# GIVEN REQUEST:
Reproduce the material exactly, omitting nothing.

# RAW RECORDS:

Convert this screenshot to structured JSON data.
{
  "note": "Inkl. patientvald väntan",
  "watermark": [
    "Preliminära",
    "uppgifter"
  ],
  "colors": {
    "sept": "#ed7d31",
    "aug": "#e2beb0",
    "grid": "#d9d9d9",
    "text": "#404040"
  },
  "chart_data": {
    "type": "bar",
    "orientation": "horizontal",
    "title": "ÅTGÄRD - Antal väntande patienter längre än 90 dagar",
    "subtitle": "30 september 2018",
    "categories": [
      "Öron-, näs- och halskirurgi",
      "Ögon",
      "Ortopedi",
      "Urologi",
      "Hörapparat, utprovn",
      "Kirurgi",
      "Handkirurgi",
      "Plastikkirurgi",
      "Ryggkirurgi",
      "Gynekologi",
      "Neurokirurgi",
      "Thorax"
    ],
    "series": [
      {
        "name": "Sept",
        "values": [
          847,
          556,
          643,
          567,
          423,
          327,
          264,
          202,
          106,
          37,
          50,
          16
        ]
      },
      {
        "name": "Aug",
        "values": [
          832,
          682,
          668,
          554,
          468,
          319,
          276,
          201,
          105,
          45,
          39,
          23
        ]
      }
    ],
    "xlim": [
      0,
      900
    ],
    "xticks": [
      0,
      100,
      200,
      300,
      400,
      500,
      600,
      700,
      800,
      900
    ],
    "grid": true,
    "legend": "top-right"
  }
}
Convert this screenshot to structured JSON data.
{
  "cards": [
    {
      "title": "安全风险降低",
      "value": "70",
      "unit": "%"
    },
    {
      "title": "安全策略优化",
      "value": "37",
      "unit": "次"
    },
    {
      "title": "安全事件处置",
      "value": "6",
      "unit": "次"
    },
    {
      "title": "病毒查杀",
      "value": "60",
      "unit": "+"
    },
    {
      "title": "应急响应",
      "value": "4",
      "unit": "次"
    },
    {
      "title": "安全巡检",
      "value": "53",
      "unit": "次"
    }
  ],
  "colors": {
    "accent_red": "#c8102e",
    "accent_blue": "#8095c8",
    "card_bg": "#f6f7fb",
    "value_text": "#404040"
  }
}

# FULL RESPONSE:
Convert this screenshot to structured JSON data.
{
  "note": "Inkl. patientvald väntan",
  "watermark": [
    "Preliminära",
    "uppgifter"
  ],
  "colors": {
    "sept": "#ed7d31",
    "aug": "#e2beb0",
    "grid": "#d9d9d9",
    "text": "#404040"
  },
  "chart_data": {
    "type": "bar",
    "orientation": "horizontal",
    "title": "ÅTGÄRD - Antal väntande patienter längre än 90 dagar",
    "subtitle": "30 september 2018",
    "categories": [
      "Öron-, näs- och halskirurgi",
      "Ögon",
      "Ortopedi",
      "Urologi",
      "Hörapparat, utprovn",
      "Kirurgi",
      "Handkirurgi",
      "Plastikkirurgi",
      "Ryggkirurgi",
      "Gynekologi",
      "Neurokirurgi",
      "Thorax"
    ],
    "series": [
      {
        "name": "Sept",
        "values": [
          847,
          556,
          643,
          567,
          423,
          327,
          264,
          202,
          106,
          37,
          50,
          16
        ]
      },
      {
        "name": "Aug",
        "values": [
          832,
          682,
          668,
          554,
          468,
          319,
          276,
          201,
          105,
          45,
          39,
          23
        ]
      }
    ],
    "xlim": [
      0,
      900
    ],
    "xticks": [
      0,
      100,
      200,
      300,
      400,
      500,
      600,
      700,
      800,
      900
    ],
    "grid": true,
    "legend": "top-right"
  }
}
Convert this screenshot to structured JSON data.
{
  "cards": [
    {
      "title": "安全风险降低",
      "value": "70",
      "unit": "%"
    },
    {
      "title": "安全策略优化",
      "value": "37",
      "unit": "次"
    },
    {
      "title": "安全事件处置",
      "value": "6",
      "unit": "次"
    },
    {
      "title": "病毒查杀",
      "value": "60",
      "unit": "+"
    },
    {
      "title": "应急响应",
      "value": "4",
      "unit": "次"
    },
    {
      "title": "安全巡检",
      "value": "53",
      "unit": "次"
    }
  ],
  "colors": {
    "accent_red": "#c8102e",
    "accent_blue": "#8095c8",
    "card_bg": "#f6f7fb",
    "value_text": "#404040"
  }
}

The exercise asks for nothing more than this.